__Exercise instructions__:
Copy out all the lines where "NishiiTerumi" shows up.

Records from a data collection:
------------------------------------------------
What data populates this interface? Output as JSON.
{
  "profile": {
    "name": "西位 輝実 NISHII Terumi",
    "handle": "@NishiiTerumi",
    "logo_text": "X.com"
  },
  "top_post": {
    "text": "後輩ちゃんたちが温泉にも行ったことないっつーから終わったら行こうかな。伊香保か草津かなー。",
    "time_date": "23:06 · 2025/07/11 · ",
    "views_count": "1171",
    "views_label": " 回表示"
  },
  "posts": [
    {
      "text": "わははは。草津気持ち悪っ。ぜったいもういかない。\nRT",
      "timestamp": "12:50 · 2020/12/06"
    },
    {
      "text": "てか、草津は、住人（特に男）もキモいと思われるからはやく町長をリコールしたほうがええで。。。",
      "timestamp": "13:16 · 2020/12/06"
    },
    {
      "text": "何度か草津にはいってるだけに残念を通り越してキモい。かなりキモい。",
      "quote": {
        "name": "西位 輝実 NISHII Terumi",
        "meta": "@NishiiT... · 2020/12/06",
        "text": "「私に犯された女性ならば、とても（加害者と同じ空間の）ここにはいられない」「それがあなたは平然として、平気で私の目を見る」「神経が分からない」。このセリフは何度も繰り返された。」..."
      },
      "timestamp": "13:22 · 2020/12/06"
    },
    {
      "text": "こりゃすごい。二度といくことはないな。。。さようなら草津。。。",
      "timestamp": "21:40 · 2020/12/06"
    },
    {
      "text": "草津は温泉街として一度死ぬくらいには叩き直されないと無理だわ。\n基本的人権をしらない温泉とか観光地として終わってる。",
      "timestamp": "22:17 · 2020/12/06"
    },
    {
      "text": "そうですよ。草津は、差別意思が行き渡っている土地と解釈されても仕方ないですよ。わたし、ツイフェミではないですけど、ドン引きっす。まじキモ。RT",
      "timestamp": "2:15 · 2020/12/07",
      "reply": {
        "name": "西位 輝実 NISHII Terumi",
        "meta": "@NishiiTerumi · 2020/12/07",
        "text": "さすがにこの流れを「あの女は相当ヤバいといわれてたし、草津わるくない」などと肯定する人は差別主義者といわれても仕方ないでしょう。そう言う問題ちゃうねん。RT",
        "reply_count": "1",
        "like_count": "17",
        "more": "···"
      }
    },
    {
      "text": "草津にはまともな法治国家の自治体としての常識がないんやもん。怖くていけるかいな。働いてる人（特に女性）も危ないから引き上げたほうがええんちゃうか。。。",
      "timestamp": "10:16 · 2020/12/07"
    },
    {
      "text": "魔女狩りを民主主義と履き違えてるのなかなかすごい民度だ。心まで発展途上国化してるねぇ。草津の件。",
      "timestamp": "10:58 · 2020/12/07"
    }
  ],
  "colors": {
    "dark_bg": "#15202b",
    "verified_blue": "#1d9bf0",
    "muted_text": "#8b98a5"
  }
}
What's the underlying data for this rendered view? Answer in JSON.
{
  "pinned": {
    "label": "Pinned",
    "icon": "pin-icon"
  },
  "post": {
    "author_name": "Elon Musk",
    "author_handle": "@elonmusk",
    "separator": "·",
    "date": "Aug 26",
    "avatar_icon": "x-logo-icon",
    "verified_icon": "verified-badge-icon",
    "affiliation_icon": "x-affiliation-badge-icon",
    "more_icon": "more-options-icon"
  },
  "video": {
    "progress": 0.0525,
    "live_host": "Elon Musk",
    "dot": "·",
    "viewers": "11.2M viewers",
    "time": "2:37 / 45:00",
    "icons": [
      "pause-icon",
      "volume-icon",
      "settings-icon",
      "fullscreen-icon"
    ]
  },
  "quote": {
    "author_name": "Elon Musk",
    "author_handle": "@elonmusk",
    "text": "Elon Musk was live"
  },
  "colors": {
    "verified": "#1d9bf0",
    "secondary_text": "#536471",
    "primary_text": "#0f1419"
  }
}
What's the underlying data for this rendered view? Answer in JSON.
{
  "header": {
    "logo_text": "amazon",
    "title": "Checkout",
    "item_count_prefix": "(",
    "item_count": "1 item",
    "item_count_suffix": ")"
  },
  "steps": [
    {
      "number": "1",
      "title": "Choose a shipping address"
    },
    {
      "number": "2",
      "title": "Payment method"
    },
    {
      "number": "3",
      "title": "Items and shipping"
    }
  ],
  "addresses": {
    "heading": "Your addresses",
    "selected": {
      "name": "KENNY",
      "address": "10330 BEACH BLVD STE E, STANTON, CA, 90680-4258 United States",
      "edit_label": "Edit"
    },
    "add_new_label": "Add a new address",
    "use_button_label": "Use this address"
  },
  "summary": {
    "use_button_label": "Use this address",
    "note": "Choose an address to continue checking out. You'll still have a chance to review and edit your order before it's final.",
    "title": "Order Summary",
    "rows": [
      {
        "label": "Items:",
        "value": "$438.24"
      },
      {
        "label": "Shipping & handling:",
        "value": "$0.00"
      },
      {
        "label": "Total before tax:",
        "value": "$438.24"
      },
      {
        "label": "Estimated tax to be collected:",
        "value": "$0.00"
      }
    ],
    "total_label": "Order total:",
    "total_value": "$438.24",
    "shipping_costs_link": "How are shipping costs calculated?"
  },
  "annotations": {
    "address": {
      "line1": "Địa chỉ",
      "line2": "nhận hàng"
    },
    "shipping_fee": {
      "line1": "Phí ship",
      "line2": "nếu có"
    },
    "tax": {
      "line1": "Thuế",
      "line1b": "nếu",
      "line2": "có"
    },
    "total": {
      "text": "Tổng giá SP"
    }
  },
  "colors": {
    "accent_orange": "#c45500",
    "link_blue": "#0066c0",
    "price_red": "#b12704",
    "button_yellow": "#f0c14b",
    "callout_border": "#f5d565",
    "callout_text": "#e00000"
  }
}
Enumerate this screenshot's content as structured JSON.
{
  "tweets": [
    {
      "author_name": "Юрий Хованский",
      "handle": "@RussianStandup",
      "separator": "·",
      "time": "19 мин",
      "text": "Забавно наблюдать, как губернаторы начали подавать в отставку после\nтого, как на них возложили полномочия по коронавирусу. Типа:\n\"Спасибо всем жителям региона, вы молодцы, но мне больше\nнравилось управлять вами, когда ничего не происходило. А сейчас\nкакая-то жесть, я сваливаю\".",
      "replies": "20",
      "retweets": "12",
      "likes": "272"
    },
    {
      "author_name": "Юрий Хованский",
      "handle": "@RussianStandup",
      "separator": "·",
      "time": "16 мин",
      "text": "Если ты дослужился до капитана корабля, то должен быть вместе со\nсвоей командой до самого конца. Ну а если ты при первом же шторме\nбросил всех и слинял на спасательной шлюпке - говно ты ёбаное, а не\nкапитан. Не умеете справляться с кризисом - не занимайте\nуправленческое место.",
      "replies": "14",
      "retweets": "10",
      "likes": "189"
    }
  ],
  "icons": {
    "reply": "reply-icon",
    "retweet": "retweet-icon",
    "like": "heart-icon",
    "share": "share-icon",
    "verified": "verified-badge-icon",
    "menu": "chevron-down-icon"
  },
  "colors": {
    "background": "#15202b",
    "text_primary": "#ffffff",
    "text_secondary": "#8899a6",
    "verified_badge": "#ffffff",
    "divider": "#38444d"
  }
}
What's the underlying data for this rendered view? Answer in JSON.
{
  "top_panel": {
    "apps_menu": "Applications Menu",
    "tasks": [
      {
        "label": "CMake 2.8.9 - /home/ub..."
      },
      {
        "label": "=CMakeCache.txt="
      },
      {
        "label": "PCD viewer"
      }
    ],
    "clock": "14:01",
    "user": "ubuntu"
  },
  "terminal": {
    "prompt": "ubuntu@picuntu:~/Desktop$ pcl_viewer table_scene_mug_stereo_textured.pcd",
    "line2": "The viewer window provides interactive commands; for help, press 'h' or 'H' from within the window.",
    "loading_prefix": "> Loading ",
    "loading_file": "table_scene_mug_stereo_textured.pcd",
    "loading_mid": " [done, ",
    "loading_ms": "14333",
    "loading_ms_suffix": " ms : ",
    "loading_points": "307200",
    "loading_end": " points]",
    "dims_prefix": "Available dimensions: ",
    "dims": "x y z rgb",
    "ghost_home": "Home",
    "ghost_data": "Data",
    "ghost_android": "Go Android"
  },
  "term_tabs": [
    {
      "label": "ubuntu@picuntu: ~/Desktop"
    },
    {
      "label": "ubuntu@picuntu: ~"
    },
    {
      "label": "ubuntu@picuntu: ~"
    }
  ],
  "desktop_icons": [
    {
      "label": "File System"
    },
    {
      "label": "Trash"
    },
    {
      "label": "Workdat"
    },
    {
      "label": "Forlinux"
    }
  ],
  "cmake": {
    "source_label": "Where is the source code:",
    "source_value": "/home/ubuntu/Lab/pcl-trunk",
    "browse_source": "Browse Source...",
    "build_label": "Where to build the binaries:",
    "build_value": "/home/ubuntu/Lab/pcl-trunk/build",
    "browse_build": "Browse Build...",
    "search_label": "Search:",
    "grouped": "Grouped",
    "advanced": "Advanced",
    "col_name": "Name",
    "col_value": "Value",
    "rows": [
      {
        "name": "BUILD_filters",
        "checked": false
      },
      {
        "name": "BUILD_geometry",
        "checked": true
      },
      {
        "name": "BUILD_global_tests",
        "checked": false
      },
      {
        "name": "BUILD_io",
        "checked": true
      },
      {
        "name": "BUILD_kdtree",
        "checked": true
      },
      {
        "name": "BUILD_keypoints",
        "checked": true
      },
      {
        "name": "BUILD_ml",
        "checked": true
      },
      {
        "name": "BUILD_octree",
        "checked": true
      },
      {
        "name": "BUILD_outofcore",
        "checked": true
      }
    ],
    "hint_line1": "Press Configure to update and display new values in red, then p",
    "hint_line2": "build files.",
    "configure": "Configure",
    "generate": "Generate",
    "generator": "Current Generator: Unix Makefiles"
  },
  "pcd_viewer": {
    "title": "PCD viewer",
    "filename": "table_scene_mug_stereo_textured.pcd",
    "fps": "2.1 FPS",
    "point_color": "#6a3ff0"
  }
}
------------------------------------------------
__Problem solution__:
    "handle": "@NishiiTerumi",
        "meta": "@NishiiTerumi · 2020/12/07",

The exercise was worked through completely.